### Given exercise
Extract each line containing the string "Pristiurus".

====

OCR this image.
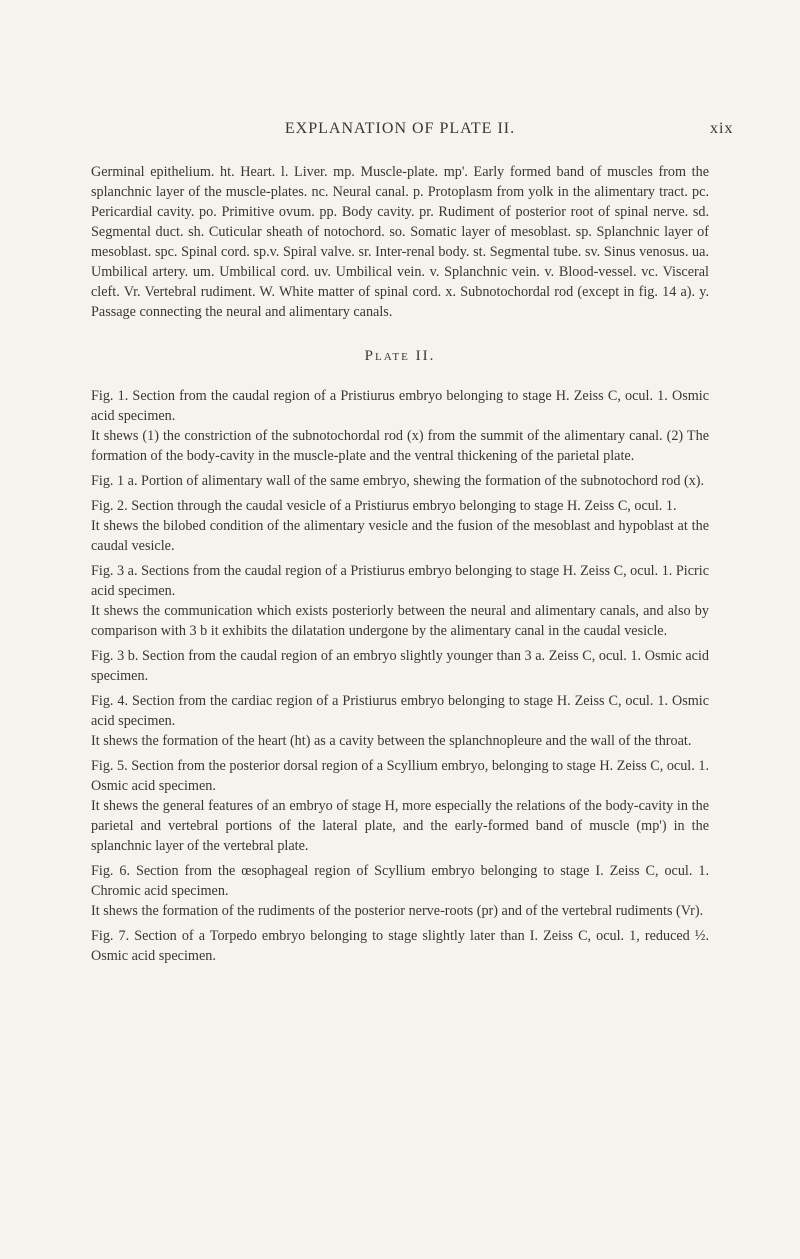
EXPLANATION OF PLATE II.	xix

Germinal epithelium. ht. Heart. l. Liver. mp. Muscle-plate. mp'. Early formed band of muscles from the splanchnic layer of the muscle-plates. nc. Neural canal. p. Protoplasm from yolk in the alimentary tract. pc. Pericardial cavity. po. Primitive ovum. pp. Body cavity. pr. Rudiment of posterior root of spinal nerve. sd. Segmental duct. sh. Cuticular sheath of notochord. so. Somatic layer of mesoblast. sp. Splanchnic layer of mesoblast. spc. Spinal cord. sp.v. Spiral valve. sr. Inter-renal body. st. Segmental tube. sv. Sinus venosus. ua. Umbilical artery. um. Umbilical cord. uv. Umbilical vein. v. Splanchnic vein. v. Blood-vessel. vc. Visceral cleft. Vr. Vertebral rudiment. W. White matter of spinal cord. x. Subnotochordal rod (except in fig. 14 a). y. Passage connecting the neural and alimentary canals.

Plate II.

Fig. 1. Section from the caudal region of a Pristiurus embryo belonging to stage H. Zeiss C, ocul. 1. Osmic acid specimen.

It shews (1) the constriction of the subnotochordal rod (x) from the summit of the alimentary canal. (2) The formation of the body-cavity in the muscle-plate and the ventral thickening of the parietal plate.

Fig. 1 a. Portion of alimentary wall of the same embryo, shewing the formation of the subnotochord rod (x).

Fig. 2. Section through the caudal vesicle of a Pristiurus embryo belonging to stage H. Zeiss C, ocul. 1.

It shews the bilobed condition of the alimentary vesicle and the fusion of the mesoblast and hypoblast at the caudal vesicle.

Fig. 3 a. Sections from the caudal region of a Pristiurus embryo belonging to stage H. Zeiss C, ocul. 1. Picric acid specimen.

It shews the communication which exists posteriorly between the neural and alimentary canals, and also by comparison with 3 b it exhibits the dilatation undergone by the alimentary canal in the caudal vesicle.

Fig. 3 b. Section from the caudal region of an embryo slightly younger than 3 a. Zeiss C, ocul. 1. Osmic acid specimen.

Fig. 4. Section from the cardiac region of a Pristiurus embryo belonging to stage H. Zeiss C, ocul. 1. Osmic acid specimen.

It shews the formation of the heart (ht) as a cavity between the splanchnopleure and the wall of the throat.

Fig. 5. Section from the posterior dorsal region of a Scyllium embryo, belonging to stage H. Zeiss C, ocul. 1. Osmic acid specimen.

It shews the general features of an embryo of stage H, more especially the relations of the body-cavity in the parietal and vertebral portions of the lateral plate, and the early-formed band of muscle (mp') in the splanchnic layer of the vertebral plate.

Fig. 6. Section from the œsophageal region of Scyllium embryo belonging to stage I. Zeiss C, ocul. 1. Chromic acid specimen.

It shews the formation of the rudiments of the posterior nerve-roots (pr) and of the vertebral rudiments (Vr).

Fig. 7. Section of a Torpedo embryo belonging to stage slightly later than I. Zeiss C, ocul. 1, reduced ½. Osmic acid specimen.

====

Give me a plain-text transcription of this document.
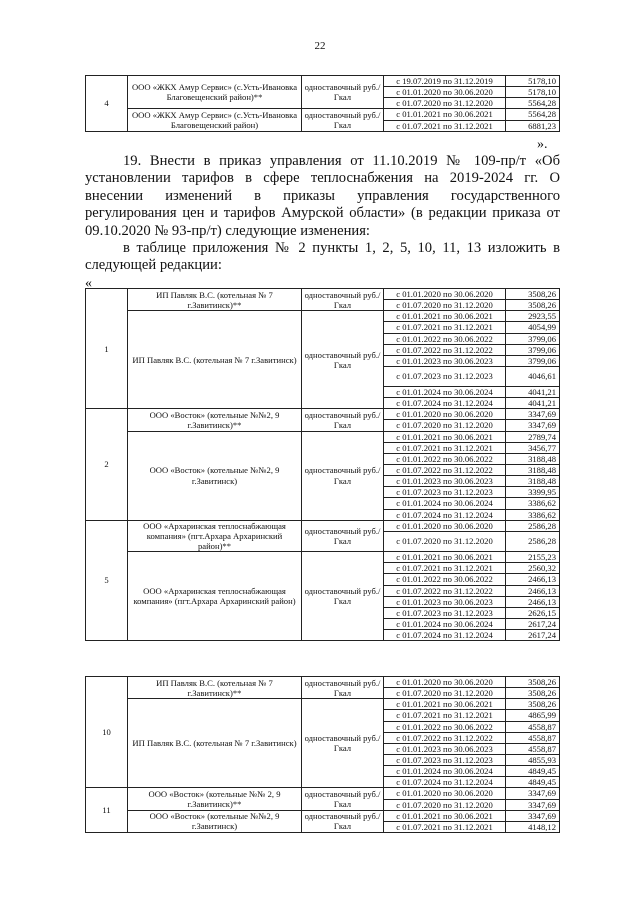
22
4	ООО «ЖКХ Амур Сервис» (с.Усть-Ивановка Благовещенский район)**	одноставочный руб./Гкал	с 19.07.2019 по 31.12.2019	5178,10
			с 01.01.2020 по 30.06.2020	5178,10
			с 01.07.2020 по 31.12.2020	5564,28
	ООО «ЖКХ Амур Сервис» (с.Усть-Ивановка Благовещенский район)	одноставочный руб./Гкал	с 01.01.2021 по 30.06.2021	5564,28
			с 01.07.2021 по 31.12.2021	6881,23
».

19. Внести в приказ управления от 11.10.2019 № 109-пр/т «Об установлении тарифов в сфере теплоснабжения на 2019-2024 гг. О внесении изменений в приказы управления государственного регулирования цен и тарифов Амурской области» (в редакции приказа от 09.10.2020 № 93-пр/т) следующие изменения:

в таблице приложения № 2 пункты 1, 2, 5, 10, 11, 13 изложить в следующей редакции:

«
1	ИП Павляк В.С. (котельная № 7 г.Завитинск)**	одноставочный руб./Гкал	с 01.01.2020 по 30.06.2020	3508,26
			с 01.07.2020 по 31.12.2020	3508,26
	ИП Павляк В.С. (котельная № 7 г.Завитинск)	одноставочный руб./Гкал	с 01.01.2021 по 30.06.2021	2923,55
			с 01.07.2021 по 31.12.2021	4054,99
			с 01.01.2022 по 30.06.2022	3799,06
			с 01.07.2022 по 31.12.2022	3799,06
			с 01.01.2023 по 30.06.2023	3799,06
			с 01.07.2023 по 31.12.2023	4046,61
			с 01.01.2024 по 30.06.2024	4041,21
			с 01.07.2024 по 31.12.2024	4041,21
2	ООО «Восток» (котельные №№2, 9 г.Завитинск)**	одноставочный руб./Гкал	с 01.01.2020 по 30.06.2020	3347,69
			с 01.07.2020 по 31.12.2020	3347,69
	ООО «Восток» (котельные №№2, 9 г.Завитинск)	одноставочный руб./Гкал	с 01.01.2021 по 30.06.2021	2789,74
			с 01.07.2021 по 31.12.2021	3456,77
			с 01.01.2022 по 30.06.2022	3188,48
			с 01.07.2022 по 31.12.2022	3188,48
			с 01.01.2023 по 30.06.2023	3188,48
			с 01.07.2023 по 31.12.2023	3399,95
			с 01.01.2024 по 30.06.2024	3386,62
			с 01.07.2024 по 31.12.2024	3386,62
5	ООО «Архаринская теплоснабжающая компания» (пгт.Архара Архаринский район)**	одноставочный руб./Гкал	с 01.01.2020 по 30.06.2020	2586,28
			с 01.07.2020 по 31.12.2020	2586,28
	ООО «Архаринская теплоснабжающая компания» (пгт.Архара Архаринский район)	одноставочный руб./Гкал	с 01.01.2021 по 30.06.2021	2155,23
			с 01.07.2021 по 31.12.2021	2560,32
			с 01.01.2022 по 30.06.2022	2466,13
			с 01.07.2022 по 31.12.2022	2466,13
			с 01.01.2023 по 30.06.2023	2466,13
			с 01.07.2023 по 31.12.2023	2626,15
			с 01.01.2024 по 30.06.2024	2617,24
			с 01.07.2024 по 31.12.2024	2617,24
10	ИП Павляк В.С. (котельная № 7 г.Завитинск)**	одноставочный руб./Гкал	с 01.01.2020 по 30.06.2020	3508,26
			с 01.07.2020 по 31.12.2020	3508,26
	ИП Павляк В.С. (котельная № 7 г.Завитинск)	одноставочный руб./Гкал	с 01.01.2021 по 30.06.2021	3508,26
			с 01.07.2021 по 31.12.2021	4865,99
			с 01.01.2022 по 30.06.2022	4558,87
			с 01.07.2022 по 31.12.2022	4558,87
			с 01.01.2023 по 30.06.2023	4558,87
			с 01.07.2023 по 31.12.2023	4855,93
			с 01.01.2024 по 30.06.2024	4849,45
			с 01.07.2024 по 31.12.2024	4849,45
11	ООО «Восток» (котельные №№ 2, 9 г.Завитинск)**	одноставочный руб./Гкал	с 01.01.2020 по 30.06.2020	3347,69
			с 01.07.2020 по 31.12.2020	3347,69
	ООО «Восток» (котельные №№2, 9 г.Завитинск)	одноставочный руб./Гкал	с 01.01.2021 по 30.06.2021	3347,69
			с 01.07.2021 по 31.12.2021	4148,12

====

### Response
Fig. 1. Section from the caudal region of a Pristiurus embryo belonging to stage H. Zeiss C, ocul. 1. Osmic acid specimen.
Fig. 2. Section through the caudal vesicle of a Pristiurus embryo belonging to stage H. Zeiss C, ocul. 1.
Fig. 3 a. Sections from the caudal region of a Pristiurus embryo belonging to stage H. Zeiss C, ocul. 1. Picric acid specimen.
Fig. 4. Section from the cardiac region of a Pristiurus embryo belonging to stage H. Zeiss C, ocul. 1. Osmic acid specimen.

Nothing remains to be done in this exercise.